Scan each line of the records for the word "jumeaux" and extract the ones that have it.

##### Dataset extract

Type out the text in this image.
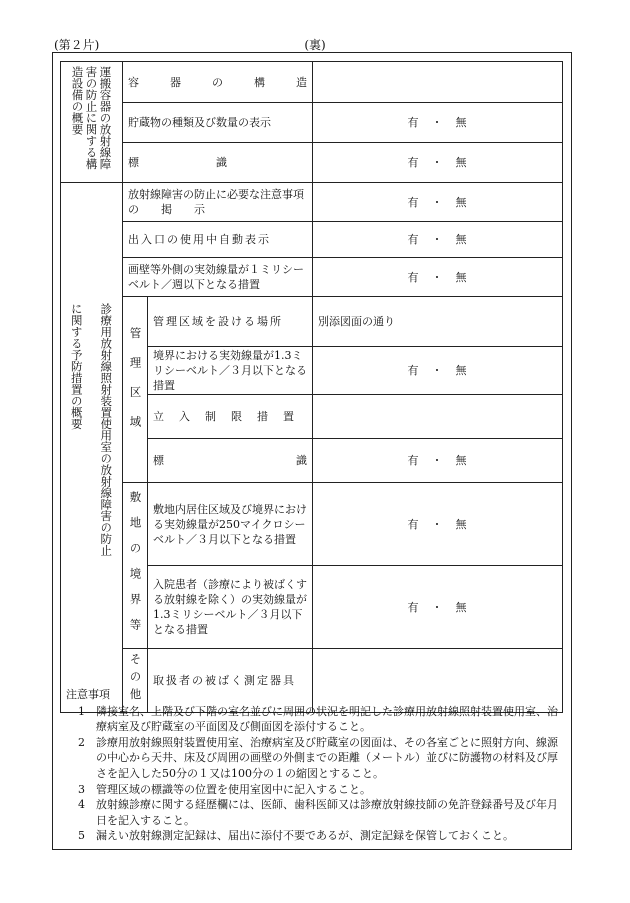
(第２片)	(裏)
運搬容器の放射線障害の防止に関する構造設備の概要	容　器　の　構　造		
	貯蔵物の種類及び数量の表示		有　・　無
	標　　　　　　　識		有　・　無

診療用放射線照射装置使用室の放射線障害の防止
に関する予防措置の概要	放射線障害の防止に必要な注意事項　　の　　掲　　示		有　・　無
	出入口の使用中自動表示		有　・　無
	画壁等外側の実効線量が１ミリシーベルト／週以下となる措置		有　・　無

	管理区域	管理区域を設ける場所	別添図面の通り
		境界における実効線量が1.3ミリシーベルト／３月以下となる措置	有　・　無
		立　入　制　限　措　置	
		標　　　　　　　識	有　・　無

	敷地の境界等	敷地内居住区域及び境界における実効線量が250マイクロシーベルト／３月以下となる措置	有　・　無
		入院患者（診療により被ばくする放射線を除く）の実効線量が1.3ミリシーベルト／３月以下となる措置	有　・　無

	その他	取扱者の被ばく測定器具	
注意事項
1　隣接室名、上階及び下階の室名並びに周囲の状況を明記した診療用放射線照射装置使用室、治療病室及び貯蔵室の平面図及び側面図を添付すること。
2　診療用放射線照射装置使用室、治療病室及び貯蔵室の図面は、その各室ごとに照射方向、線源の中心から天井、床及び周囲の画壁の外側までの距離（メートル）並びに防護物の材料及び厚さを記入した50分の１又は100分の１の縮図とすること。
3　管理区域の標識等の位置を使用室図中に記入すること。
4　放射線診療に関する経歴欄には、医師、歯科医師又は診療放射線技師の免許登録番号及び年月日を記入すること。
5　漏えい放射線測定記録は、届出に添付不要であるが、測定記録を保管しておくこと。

##########
##### Dataset extract

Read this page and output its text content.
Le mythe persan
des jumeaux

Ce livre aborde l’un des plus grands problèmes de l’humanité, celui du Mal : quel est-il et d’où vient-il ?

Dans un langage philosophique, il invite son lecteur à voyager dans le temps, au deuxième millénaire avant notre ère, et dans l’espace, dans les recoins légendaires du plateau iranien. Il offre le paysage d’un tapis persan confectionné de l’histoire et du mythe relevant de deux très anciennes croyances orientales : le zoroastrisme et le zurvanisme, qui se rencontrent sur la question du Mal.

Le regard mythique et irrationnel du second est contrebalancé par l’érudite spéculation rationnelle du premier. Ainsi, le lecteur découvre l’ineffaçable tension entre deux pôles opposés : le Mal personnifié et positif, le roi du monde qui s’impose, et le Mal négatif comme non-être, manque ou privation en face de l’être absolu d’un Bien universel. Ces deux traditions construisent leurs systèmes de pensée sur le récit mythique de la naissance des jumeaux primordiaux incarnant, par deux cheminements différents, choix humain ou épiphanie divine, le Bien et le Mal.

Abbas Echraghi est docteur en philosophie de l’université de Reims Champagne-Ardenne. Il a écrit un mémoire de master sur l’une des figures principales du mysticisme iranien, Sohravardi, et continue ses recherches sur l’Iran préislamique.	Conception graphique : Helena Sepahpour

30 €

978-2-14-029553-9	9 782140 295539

##########

The solution:
des jumeaux
Le regard mythique et irrationnel du second est contrebalancé par l’érudite spéculation rationnelle du premier. Ainsi, le lecteur découvre l’ineffaçable tension entre deux pôles opposés : le Mal personnifié et positif, le roi du monde qui s’impose, et le Mal négatif comme non-être, manque ou privation en face de l’être absolu d’un Bien universel. Ces deux traditions construisent leurs systèmes de pensée sur le récit mythique de la naissance des jumeaux primordiaux incarnant, par deux cheminements différents, choix humain ou épiphanie divine, le Bien et le Mal.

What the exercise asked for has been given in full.